→ **WHAT THE TASK ASKS**
Extract each line from the entries below that has the string "JSON" in it.
-------- WORKING DATA
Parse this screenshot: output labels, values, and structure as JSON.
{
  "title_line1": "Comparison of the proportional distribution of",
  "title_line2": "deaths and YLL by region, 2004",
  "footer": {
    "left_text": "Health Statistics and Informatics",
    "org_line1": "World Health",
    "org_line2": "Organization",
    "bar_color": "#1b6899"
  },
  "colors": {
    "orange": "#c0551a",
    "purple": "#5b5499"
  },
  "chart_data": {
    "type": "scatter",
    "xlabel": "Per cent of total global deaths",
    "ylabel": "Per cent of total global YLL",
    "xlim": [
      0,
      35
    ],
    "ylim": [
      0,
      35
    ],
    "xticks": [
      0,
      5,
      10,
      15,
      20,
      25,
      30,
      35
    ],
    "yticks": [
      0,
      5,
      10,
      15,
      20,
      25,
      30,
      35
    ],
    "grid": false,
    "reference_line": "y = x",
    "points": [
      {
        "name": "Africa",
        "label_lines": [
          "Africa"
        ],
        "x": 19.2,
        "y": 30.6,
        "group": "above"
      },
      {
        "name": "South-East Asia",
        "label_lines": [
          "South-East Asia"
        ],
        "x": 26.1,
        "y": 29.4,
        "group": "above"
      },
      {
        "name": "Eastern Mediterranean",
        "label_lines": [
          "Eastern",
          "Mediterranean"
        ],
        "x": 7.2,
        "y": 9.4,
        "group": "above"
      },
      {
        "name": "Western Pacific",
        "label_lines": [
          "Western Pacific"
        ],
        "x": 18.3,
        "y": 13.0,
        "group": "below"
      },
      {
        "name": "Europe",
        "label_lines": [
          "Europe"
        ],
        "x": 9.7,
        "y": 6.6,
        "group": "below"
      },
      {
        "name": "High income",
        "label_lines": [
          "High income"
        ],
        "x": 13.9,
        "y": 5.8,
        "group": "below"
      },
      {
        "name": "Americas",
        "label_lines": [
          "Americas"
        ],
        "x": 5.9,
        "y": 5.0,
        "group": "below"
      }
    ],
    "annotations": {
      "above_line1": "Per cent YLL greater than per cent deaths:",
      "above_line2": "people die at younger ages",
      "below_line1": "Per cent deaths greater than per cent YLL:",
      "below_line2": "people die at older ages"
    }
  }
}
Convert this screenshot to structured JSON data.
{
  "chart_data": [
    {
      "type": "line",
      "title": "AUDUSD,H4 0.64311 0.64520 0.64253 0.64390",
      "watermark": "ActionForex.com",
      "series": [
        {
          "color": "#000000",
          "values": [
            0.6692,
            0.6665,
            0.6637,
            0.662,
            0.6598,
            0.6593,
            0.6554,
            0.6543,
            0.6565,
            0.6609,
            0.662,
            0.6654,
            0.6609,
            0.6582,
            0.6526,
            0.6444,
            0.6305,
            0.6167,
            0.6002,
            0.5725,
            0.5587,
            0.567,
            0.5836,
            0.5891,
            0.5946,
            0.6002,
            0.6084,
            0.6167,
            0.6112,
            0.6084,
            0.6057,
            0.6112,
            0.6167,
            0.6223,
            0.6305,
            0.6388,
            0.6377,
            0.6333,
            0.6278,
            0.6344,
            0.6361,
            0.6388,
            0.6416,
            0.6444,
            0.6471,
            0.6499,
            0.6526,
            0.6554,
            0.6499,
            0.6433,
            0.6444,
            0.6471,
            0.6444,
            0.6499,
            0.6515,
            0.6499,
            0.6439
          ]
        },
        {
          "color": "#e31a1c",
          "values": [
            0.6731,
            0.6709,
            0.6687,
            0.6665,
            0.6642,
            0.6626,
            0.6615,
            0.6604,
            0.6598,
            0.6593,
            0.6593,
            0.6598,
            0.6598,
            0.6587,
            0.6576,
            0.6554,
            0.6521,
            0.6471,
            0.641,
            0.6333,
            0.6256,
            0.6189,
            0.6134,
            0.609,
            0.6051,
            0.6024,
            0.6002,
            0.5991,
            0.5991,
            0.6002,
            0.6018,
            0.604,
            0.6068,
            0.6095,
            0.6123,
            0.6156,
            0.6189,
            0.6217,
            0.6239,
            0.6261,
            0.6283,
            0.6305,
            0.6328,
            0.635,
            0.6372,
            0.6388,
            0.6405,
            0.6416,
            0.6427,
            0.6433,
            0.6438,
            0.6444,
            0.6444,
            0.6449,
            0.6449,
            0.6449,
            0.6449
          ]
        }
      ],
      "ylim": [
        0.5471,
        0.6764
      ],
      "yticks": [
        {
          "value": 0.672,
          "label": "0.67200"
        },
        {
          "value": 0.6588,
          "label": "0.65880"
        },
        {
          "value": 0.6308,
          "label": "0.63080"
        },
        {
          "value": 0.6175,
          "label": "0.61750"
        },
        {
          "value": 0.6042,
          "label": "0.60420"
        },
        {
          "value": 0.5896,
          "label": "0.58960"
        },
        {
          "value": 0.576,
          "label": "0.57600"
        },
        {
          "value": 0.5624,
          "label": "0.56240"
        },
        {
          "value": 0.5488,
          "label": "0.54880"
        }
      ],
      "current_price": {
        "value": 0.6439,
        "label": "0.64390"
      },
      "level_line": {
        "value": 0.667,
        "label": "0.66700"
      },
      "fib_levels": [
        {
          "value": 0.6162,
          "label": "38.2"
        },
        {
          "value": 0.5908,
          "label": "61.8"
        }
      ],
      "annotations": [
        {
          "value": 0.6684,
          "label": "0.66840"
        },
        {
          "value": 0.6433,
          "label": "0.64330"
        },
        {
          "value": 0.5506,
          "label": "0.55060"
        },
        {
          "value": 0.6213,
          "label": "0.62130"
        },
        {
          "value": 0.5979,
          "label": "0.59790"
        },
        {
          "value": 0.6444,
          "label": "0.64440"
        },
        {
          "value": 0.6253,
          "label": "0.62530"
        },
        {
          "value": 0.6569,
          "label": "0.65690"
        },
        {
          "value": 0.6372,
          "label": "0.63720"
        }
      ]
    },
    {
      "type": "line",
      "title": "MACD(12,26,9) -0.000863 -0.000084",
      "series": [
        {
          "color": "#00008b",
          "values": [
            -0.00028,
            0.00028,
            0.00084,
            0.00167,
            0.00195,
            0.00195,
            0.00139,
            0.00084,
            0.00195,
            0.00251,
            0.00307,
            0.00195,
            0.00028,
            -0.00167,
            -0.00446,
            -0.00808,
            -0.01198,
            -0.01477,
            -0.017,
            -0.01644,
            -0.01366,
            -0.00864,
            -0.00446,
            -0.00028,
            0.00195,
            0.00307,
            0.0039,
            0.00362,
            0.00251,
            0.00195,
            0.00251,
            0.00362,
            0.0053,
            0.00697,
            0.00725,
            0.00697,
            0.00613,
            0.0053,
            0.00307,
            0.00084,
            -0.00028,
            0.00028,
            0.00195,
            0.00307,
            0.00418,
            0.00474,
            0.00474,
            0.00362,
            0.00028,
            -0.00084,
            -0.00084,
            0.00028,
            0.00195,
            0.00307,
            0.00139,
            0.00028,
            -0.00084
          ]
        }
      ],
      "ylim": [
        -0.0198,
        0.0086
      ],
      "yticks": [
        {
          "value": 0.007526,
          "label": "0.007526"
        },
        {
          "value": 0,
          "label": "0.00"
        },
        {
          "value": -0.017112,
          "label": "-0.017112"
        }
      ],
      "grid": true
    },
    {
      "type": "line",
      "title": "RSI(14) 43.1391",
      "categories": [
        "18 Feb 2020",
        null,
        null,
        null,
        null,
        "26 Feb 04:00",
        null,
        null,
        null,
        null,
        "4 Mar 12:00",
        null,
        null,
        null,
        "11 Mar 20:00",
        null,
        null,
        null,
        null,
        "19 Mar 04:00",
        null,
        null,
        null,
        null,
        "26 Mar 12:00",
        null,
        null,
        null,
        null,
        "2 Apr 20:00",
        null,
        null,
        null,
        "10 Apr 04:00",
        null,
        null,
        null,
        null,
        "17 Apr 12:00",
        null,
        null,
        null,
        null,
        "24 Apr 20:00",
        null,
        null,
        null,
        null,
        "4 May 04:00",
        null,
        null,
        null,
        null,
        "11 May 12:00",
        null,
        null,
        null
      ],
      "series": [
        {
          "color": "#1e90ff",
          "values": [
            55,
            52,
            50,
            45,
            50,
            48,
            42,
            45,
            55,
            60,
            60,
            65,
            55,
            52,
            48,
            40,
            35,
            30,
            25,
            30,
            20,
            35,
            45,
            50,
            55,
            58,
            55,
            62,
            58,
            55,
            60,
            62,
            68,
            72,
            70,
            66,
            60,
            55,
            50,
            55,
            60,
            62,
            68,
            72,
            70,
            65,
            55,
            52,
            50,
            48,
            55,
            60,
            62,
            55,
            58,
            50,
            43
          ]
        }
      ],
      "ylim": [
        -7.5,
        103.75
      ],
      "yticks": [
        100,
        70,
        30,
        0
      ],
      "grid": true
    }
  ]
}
----------------
→ **THE RESPONSE**
Parse this screenshot: output labels, values, and structure as JSON.
Convert this screenshot to structured JSON data.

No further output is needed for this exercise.